Although a digital format of 24 bit or higher has enormous dynamic range, the dynamic range of the rest of the system still needs to be considered. Different microphones have different sensitivities and should ideally be kept well within their operating range. Too high a signal and they will compress, then distort, then start doing very nasty things (the sound of condenser plates arcing is emotionally disturbing). Too low a signal and you’re running into microphone self-noise. Ideally you would choose your microphone according to what you are recording. In practice and with a limited budget, good compromises can usually be found by careful microphone placement, but there are limits (you can’t get a “close mic’d” drum sound with a shotgun microphone, and you can’t get a clean recording of speech from 50 feet with a dynamic vocal microphone).

Back to the Sony pcm D50. I’ve not used one, but I do use a much cheaper recorder of a similar type (Zoom H2) and have had excellent results from it. I would expect the Sony (at 3 x the price) to be better.

The Zoom H2 has 2 recording level controls - there is a simple H/M/L sensitivity switch, and a 0-127 level adjustment. The sensitivity switch is the important one. The switch changes the loading on the microphones and adjusts their sensitivity, whereas the the level adjustment scales the A/D conversion much in the same way as amplifying in Audacity. An analogy from the world of digital cameras is that the switch is like an optical zoom, whereas the level adjustment is like a digital zoom. While the digital zoom on a camera can make the picture bigger, it does so by looking at less pixels (just the ones from the middle of the picture) and spreading them out, so the picture is bigger, but the image quality goes down - just the same as cropping the picture in PhotoShop.

◆ **EXERCISE INSTRUCTIONS**:
1) Render the following sentence from the passage on microphones and recording levels into Spanish: "Different microphones have different sensitivities and should ideally be kept well within their operating range."
2) Proceed with the passage on microphones and recording levels, continuing it after its final sentence.

Layout element entries

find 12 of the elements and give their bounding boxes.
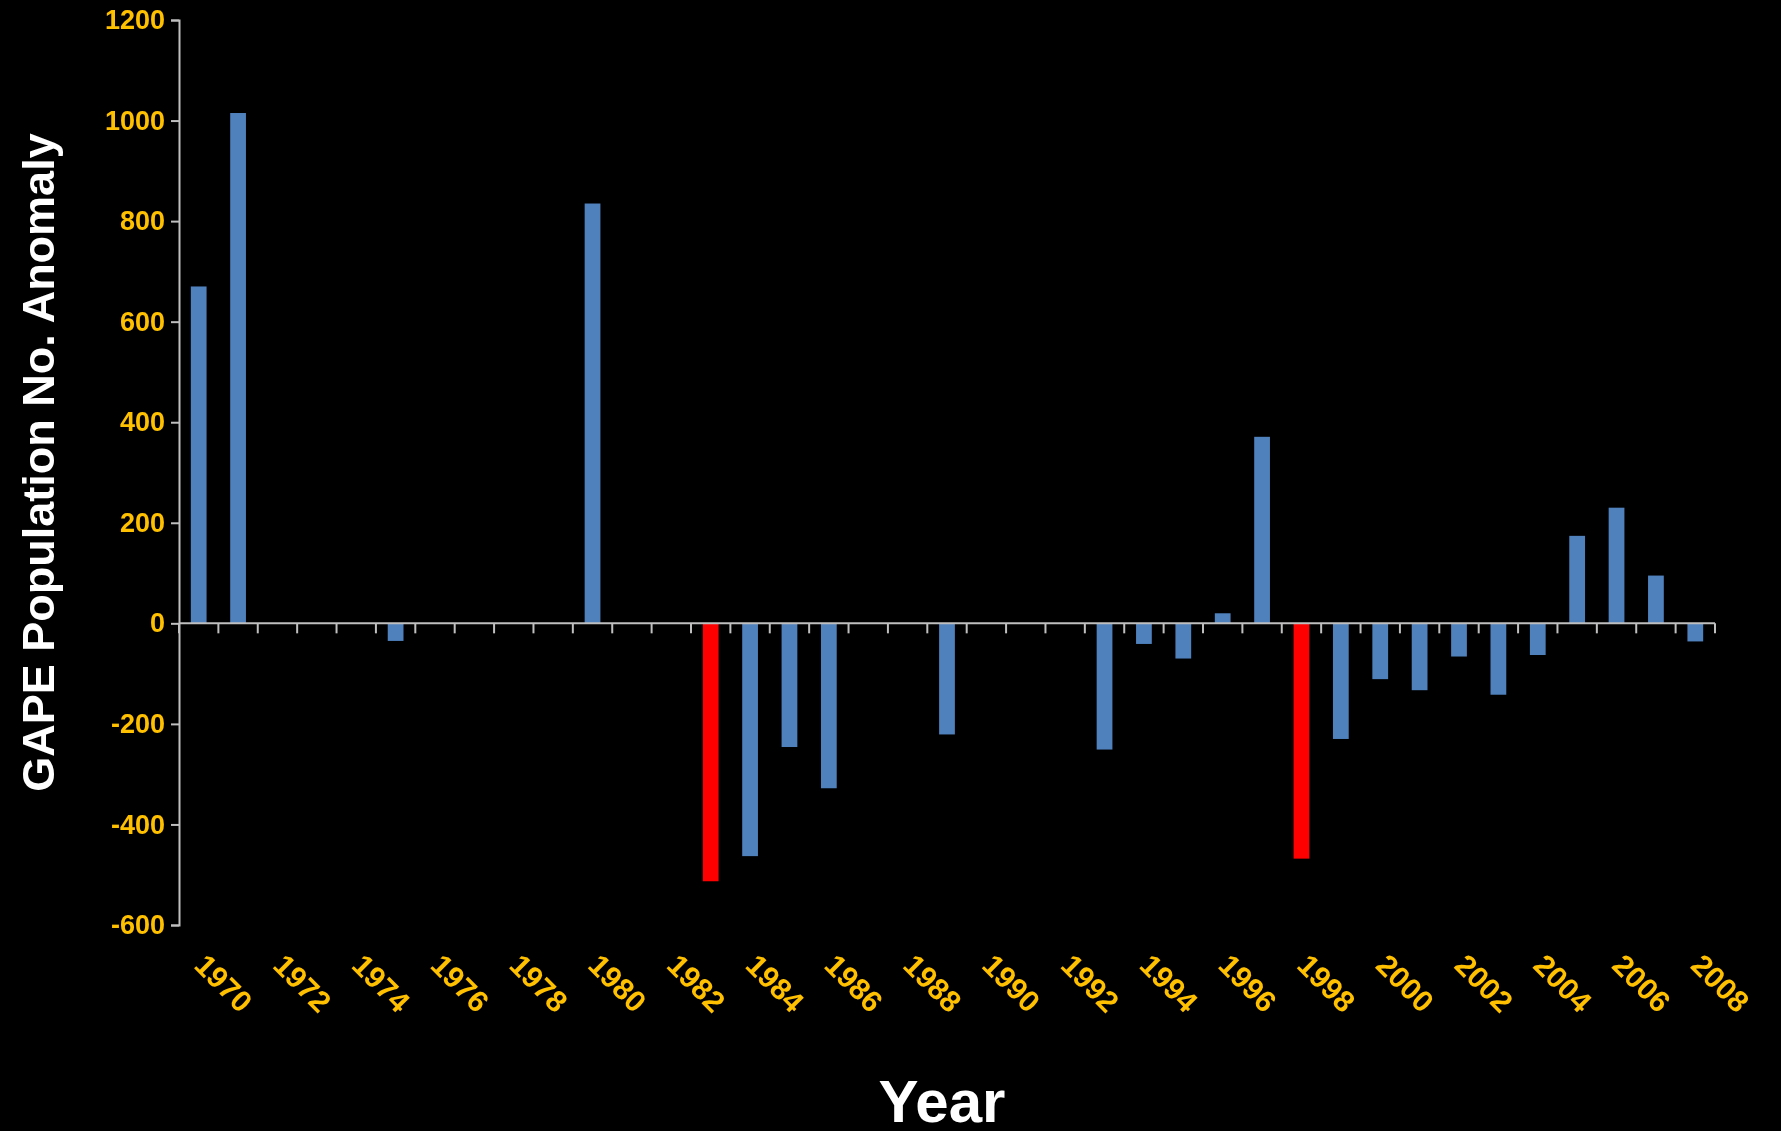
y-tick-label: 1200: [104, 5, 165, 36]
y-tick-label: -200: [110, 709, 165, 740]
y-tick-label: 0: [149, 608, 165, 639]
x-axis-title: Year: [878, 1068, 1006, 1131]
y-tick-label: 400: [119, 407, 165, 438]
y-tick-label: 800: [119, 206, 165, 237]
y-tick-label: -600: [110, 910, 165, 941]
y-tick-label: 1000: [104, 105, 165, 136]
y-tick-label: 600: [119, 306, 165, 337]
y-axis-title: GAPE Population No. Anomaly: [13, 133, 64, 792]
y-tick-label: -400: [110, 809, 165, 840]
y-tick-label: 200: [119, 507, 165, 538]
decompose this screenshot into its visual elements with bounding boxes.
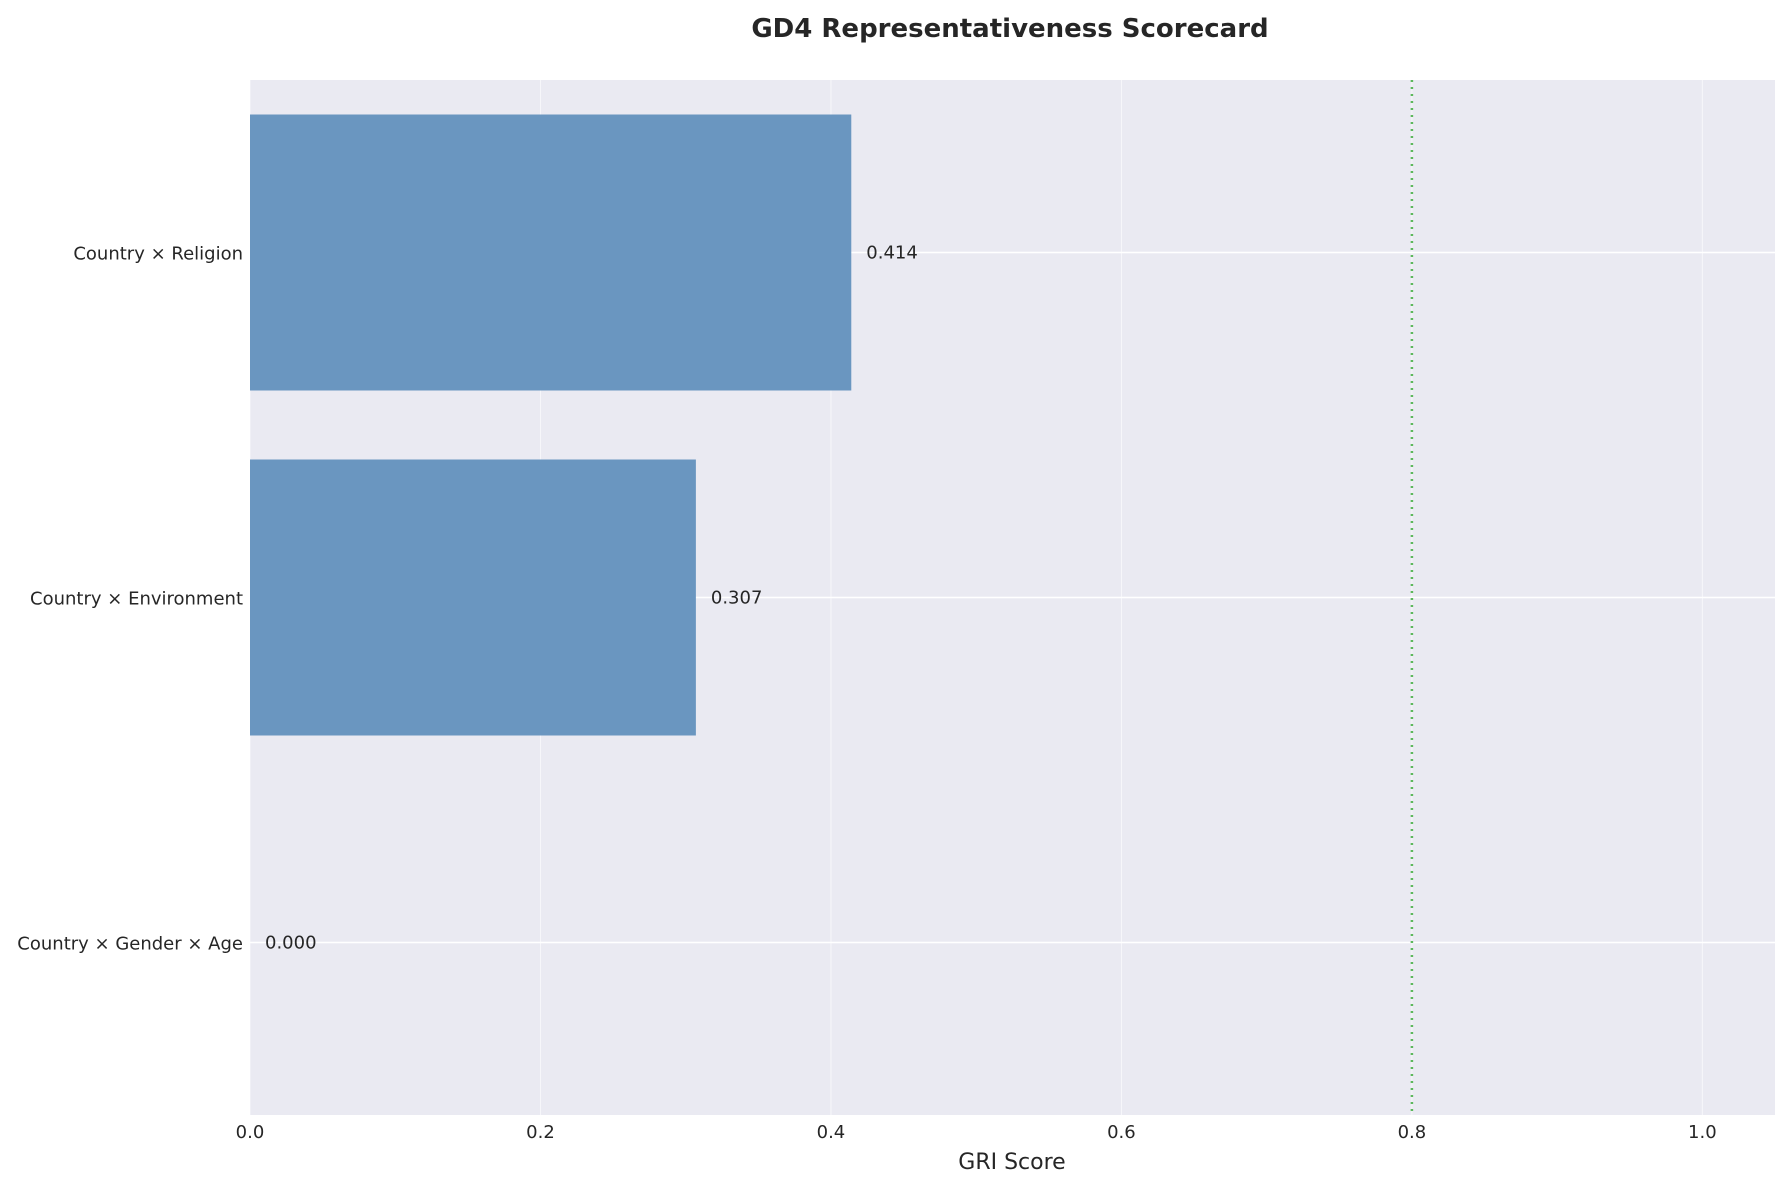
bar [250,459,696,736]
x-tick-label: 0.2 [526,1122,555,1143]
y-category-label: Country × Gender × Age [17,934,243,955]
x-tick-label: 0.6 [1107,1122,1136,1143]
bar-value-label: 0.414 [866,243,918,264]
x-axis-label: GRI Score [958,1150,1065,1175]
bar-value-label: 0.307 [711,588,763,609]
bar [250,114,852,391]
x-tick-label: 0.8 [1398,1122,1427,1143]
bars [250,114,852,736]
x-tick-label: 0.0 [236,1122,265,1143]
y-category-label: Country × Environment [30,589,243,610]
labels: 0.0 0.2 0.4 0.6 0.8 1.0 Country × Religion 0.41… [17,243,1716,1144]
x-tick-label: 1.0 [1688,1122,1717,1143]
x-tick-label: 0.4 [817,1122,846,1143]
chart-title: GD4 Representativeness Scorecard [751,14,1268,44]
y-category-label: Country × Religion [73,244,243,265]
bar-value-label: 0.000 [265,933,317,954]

◆ **ANSWERS PER TASK**:
1) Los distintos micrófonos tienen sensibilidades diferentes y lo ideal es mantenerlos holgadamente dentro de su rango de funcionamiento.

2)
Using the Zoom H2 fairly close will usually produce much cleaner recordings than recording at distance, as the amount of extraneous noise pollution and room reverb is generally much greater than it sounds to your ears. Human hearing has a remarkable way of “focussing in” on what you are listening to and filtering out unwanted noise - microphones do not do this. I usually have the recording level set to 100 and leave it at that, and use the level switch to get the recording level in a reasonable (not clipping) range for close up recording. If the recording level goes too high even with the microphone set to the least sensitive setting, then I move the microphone back a bit. The Zoom does not have an internal limiter, just an AGC which is thankfully off by default.

For recording speech or vocals I use a fine mesh pop filter (not the foam wind-shield provided) and (ideally) place the microphone about 30cm from the singers mouth. The Zoom H2 also has a configurable pickup pattern (90 degrees front, 120 degrees back, omni) to choose from. When recording in an acoustically nice space, the 120 degree or omni-directional are nice to use. The 90 degree (cardioid) is better for isolating the recording source.

The file format settings go all the way from 48kbps MP3 (which will give about 4 days of low quality recording on a 2GB flash card) up to 24/96 WAV which will give about an hour at very high quality (though this requires a good, fast flash card to handle the data rate).

If I am going to be putting the recording onto CD I will record at 24bit 44.1kHz (CDs use 44.1kHz), then transfer the file over to Audacity via USB (the zoom can be connected to a computer so as to appear as an external disk). As the file is 24 bit, I can adjust the volume virtually losslessly, but Audacity will apply dither when it processes the sound (processing is done at 32 bit) so I will convert to 32bit (this conversion is lossless). If there will only be editing and no processing, the format may be left at 24bit.

If there are any significant high peaks, I will probably apply a bit of compression using the SC4 compressor plug-in (rather than Chris’s Dynamic compressor plug-in).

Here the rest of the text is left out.